:: STATED GOAL ::
Your task is to repeat the entries underneath exactly, minus the pictures.
## BEGIN DATA EXTRACT
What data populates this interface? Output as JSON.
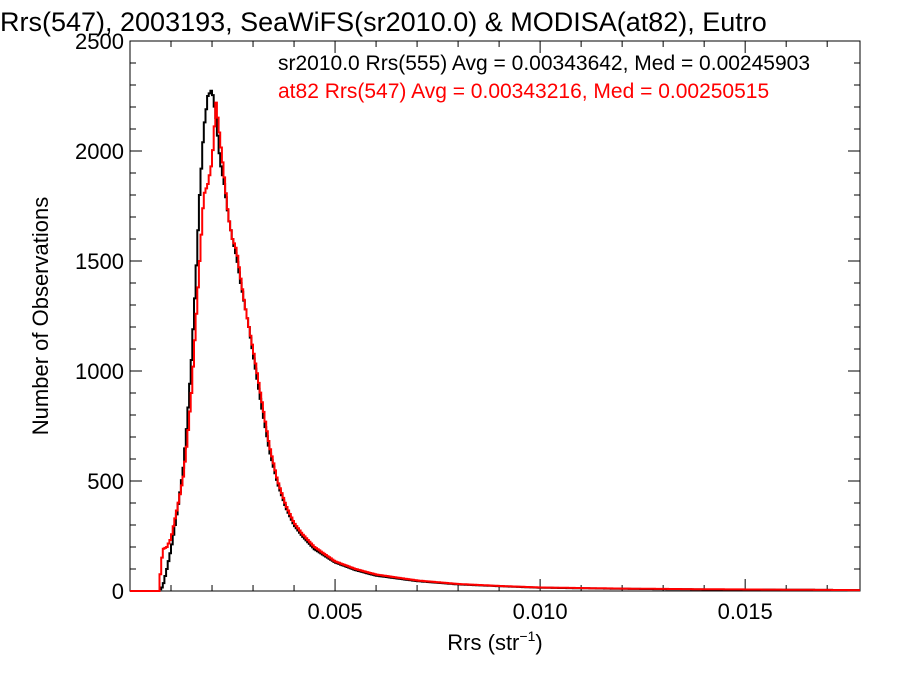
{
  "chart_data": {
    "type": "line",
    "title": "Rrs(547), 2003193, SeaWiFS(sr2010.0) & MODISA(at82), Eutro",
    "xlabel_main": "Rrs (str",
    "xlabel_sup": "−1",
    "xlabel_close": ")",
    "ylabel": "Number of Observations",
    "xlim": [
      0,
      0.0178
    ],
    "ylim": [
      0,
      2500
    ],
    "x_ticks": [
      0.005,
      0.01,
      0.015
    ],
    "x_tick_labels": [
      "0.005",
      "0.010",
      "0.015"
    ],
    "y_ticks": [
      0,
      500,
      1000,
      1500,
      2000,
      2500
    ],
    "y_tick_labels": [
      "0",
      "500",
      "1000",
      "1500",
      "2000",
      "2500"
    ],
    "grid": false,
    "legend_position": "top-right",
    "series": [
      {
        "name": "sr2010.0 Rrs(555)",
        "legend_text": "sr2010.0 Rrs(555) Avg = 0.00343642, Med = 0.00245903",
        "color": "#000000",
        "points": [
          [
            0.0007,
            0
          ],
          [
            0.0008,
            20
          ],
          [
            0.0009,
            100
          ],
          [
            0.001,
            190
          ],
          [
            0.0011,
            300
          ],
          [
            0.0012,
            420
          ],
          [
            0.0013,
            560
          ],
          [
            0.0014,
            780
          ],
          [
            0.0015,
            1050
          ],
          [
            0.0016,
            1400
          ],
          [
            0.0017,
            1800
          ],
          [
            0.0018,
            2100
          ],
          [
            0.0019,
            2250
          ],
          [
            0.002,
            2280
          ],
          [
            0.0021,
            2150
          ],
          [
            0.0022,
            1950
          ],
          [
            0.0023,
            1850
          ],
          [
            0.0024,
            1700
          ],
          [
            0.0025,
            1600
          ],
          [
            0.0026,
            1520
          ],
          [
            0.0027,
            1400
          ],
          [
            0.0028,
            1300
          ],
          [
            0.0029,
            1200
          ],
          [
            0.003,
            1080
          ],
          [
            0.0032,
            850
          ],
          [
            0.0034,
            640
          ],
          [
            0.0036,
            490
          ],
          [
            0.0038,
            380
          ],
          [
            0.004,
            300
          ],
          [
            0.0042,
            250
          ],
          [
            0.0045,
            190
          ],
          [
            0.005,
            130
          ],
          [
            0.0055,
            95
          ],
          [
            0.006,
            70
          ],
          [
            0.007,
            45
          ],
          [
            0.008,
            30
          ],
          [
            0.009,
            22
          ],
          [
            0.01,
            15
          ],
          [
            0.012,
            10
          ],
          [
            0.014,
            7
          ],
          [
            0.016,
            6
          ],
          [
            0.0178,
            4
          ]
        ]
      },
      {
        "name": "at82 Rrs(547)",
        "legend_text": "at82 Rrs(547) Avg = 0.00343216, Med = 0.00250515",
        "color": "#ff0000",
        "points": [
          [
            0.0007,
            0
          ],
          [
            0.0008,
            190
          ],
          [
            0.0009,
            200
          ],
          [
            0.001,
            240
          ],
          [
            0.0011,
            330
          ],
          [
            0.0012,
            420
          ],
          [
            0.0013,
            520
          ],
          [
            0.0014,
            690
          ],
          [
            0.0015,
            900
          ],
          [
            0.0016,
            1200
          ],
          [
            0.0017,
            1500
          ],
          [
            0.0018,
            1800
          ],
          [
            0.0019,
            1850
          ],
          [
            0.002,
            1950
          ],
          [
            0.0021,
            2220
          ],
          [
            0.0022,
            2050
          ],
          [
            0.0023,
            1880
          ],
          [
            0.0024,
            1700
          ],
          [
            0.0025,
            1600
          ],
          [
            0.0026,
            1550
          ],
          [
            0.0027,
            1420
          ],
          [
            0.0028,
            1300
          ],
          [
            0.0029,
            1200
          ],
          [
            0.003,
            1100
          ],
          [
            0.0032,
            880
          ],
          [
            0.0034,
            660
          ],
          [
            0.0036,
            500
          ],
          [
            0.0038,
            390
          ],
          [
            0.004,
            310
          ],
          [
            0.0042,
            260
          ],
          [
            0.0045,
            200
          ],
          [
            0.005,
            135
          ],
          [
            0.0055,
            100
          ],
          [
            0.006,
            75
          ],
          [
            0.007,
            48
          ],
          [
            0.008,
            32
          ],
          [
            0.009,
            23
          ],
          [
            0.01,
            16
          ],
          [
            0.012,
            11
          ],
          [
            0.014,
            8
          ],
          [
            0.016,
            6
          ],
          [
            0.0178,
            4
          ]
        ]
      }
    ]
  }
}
## END DATA EXTRACT
:: FINISHED TASK ::
What data populates this interface? Output as JSON.
{
  "chart_data": {
    "type": "line",
    "title": "Rrs(547), 2003193, SeaWiFS(sr2010.0) & MODISA(at82), Eutro",
    "xlabel_main": "Rrs (str",
    "xlabel_sup": "−1",
    "xlabel_close": ")",
    "ylabel": "Number of Observations",
    "xlim": [
      0,
      0.0178
    ],
    "ylim": [
      0,
      2500
    ],
    "x_ticks": [
      0.005,
      0.01,
      0.015
    ],
    "x_tick_labels": [
      "0.005",
      "0.010",
      "0.015"
    ],
    "y_ticks": [
      0,
      500,
      1000,
      1500,
      2000,
      2500
    ],
    "y_tick_labels": [
      "0",
      "500",
      "1000",
      "1500",
      "2000",
      "2500"
    ],
    "grid": false,
    "legend_position": "top-right",
    "series": [
      {
        "name": "sr2010.0 Rrs(555)",
        "legend_text": "sr2010.0 Rrs(555) Avg = 0.00343642, Med = 0.00245903",
        "color": "#000000",
        "points": [
          [
            0.0007,
            0
          ],
          [
            0.0008,
            20
          ],
          [
            0.0009,
            100
          ],
          [
            0.001,
            190
          ],
          [
            0.0011,
            300
          ],
          [
            0.0012,
            420
          ],
          [
            0.0013,
            560
          ],
          [
            0.0014,
            780
          ],
          [
            0.0015,
            1050
          ],
          [
            0.0016,
            1400
          ],
          [
            0.0017,
            1800
          ],
          [
            0.0018,
            2100
          ],
          [
            0.0019,
            2250
          ],
          [
            0.002,
            2280
          ],
          [
            0.0021,
            2150
          ],
          [
            0.0022,
            1950
          ],
          [
            0.0023,
            1850
          ],
          [
            0.0024,
            1700
          ],
          [
            0.0025,
            1600
          ],
          [
            0.0026,
            1520
          ],
          [
            0.0027,
            1400
          ],
          [
            0.0028,
            1300
          ],
          [
            0.0029,
            1200
          ],
          [
            0.003,
            1080
          ],
          [
            0.0032,
            850
          ],
          [
            0.0034,
            640
          ],
          [
            0.0036,
            490
          ],
          [
            0.0038,
            380
          ],
          [
            0.004,
            300
          ],
          [
            0.0042,
            250
          ],
          [
            0.0045,
            190
          ],
          [
            0.005,
            130
          ],
          [
            0.0055,
            95
          ],
          [
            0.006,
            70
          ],
          [
            0.007,
            45
          ],
          [
            0.008,
            30
          ],
          [
            0.009,
            22
          ],
          [
            0.01,
            15
          ],
          [
            0.012,
            10
          ],
          [
            0.014,
            7
          ],
          [
            0.016,
            6
          ],
          [
            0.0178,
            4
          ]
        ]
      },
      {
        "name": "at82 Rrs(547)",
        "legend_text": "at82 Rrs(547) Avg = 0.00343216, Med = 0.00250515",
        "color": "#ff0000",
        "points": [
          [
            0.0007,
            0
          ],
          [
            0.0008,
            190
          ],
          [
            0.0009,
            200
          ],
          [
            0.001,
            240
          ],
          [
            0.0011,
            330
          ],
          [
            0.0012,
            420
          ],
          [
            0.0013,
            520
          ],
          [
            0.0014,
            690
          ],
          [
            0.0015,
            900
          ],
          [
            0.0016,
            1200
          ],
          [
            0.0017,
            1500
          ],
          [
            0.0018,
            1800
          ],
          [
            0.0019,
            1850
          ],
          [
            0.002,
            1950
          ],
          [
            0.0021,
            2220
          ],
          [
            0.0022,
            2050
          ],
          [
            0.0023,
            1880
          ],
          [
            0.0024,
            1700
          ],
          [
            0.0025,
            1600
          ],
          [
            0.0026,
            1550
          ],
          [
            0.0027,
            1420
          ],
          [
            0.0028,
            1300
          ],
          [
            0.0029,
            1200
          ],
          [
            0.003,
            1100
          ],
          [
            0.0032,
            880
          ],
          [
            0.0034,
            660
          ],
          [
            0.0036,
            500
          ],
          [
            0.0038,
            390
          ],
          [
            0.004,
            310
          ],
          [
            0.0042,
            260
          ],
          [
            0.0045,
            200
          ],
          [
            0.005,
            135
          ],
          [
            0.0055,
            100
          ],
          [
            0.006,
            75
          ],
          [
            0.007,
            48
          ],
          [
            0.008,
            32
          ],
          [
            0.009,
            23
          ],
          [
            0.01,
            16
          ],
          [
            0.012,
            11
          ],
          [
            0.014,
            8
          ],
          [
            0.016,
            6
          ],
          [
            0.0178,
            4
          ]
        ]
      }
    ]
  }
}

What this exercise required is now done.